[Data records]

+++

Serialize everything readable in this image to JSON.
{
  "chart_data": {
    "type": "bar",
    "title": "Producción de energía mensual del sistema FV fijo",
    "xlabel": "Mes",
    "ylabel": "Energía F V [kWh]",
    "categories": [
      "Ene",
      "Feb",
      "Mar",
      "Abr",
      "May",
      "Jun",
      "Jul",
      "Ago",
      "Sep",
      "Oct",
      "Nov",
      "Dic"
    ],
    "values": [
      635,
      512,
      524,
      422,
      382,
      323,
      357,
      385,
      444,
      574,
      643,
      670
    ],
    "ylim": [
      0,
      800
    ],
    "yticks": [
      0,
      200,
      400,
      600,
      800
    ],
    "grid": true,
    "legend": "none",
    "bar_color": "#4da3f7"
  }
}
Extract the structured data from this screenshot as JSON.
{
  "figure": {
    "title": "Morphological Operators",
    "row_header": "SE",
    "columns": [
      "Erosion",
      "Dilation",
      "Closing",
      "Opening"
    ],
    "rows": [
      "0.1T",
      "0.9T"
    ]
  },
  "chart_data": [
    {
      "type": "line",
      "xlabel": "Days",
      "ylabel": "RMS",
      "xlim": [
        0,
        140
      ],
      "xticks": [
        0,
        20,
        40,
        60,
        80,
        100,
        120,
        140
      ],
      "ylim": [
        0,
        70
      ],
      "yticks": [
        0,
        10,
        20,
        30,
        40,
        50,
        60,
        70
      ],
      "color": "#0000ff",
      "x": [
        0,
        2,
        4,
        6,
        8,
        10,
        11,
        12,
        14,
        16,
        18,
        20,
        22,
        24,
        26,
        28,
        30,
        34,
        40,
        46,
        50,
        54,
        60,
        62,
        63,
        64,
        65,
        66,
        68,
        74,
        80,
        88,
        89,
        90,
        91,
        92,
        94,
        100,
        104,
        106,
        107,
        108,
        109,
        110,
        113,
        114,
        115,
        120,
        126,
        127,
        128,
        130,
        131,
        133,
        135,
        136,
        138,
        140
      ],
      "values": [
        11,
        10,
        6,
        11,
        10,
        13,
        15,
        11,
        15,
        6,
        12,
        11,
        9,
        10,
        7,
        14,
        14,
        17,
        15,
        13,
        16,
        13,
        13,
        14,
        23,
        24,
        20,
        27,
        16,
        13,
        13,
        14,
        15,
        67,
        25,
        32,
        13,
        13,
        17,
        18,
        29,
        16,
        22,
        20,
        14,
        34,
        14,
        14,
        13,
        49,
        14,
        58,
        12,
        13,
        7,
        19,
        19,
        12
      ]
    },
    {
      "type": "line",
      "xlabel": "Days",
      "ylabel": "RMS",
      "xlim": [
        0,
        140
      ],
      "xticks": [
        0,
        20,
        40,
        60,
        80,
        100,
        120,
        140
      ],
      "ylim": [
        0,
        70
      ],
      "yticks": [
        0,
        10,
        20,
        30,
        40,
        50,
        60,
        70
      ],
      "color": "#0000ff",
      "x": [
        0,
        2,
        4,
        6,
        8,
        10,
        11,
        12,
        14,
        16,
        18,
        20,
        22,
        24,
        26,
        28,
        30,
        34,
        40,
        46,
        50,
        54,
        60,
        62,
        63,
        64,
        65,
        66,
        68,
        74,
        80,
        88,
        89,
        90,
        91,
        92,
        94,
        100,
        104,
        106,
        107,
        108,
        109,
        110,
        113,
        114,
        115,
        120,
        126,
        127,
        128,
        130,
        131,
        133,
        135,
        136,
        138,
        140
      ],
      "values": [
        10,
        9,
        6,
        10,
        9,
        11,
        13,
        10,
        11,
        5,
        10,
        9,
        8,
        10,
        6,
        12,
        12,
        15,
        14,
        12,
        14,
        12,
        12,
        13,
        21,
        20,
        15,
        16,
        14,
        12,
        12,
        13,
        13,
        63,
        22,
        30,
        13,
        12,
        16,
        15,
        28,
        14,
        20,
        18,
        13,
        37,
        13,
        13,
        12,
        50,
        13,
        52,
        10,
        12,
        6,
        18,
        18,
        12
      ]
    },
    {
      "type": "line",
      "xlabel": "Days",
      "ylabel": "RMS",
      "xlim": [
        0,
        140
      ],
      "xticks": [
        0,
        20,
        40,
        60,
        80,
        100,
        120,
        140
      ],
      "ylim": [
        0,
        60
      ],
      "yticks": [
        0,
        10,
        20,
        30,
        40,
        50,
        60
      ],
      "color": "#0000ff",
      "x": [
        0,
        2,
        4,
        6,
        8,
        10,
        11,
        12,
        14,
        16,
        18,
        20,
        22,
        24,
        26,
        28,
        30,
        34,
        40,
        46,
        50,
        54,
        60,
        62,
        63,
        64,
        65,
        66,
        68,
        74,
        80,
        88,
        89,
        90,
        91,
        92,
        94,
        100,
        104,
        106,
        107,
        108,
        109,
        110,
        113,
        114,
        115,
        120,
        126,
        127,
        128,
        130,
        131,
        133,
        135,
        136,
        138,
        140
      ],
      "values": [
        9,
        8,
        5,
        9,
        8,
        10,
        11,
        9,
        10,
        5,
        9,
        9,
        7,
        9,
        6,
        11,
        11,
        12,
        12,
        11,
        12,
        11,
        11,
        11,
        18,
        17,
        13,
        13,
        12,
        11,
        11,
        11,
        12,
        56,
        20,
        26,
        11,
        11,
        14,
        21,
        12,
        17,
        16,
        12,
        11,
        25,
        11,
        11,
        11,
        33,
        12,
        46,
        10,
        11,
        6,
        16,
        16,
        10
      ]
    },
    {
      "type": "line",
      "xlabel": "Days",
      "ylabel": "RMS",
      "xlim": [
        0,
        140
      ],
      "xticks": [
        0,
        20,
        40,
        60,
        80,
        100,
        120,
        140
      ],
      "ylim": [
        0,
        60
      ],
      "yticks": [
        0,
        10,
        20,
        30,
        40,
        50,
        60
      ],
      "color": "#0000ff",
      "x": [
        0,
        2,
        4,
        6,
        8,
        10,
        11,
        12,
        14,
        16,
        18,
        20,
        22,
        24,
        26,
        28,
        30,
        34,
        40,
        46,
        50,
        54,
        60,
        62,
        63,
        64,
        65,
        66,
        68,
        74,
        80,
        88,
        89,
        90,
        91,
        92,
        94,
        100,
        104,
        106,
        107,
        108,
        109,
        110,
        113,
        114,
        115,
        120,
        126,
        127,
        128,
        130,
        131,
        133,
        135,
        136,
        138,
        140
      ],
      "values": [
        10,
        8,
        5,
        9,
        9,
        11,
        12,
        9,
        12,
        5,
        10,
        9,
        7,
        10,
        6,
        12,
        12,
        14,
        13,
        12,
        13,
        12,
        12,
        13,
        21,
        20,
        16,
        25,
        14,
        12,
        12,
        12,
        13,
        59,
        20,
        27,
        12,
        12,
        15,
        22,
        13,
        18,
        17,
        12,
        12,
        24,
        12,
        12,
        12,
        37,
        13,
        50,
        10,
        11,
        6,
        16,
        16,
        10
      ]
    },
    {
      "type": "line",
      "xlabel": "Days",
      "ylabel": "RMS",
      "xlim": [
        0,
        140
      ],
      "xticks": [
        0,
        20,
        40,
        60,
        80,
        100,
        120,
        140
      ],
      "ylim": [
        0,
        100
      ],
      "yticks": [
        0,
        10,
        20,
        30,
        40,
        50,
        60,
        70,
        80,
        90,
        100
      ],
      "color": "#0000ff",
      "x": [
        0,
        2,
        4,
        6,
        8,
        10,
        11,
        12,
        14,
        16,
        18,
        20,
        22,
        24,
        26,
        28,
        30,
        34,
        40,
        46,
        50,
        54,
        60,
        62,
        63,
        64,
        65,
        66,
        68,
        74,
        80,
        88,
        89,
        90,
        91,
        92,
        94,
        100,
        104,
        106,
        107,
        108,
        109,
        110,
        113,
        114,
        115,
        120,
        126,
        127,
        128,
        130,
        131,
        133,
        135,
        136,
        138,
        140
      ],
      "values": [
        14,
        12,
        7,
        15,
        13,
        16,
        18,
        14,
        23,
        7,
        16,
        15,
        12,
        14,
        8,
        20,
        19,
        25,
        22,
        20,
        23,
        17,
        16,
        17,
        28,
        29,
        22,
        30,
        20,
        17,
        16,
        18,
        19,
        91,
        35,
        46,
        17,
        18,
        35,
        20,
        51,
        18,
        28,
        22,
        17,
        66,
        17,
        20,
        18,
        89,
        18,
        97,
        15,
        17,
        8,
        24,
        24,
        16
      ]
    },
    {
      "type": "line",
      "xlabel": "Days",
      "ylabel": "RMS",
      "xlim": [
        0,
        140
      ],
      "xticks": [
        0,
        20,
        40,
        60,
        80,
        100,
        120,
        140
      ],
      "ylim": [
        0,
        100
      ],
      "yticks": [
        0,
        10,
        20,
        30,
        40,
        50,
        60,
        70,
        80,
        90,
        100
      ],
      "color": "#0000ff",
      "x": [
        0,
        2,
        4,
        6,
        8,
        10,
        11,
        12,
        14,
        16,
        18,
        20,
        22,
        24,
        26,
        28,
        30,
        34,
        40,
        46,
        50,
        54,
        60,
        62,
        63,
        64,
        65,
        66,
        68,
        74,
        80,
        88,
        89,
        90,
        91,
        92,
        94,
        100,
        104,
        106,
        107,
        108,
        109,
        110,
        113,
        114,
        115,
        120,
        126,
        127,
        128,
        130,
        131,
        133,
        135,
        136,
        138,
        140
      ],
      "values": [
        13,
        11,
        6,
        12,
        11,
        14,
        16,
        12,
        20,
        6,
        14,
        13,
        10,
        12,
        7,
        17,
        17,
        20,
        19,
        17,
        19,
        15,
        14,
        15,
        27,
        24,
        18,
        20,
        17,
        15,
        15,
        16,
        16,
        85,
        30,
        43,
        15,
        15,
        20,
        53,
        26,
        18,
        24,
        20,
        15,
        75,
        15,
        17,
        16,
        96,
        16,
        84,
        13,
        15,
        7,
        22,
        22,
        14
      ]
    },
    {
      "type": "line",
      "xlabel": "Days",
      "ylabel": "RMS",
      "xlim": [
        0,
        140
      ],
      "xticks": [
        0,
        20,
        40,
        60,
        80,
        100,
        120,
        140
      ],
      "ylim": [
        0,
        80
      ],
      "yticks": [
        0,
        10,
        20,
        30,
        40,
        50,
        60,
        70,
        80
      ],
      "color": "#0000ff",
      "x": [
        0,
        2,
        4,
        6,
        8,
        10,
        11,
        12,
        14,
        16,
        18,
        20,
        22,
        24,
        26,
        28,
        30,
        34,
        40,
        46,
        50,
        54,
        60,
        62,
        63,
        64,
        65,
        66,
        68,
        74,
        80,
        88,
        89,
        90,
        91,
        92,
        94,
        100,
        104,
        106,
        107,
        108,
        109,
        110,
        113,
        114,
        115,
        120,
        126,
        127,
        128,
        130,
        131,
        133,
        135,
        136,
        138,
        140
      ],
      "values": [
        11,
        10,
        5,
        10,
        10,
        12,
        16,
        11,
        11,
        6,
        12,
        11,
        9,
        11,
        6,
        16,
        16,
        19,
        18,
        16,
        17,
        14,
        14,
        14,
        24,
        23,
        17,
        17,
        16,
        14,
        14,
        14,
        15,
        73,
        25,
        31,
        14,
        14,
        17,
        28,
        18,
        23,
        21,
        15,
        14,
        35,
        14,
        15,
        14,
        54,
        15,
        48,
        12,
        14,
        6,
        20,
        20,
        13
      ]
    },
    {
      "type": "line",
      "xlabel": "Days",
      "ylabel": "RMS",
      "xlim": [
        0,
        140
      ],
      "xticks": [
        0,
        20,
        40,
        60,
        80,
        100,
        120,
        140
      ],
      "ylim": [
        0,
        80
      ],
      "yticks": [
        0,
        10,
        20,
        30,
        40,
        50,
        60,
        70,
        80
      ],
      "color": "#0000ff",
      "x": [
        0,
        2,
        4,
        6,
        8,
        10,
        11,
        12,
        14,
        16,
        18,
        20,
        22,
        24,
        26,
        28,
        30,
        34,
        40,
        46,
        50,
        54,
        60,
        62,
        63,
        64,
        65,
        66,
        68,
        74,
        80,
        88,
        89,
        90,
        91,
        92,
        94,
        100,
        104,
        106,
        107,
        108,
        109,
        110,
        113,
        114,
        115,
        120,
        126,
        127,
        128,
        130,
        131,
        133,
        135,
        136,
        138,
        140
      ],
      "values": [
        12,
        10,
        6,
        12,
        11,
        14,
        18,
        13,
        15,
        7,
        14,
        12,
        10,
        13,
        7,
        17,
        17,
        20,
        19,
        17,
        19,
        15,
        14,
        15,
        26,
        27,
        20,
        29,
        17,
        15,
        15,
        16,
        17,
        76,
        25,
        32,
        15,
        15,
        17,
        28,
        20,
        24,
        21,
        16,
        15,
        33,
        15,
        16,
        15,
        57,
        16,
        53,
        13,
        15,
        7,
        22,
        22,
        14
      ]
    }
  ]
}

+++

Goal of the exercise:
Consider the entries above and return each line with the string "this".

Output below:
Serialize everything readable in this image to JSON.
Extract the structured data from this screenshot as JSON.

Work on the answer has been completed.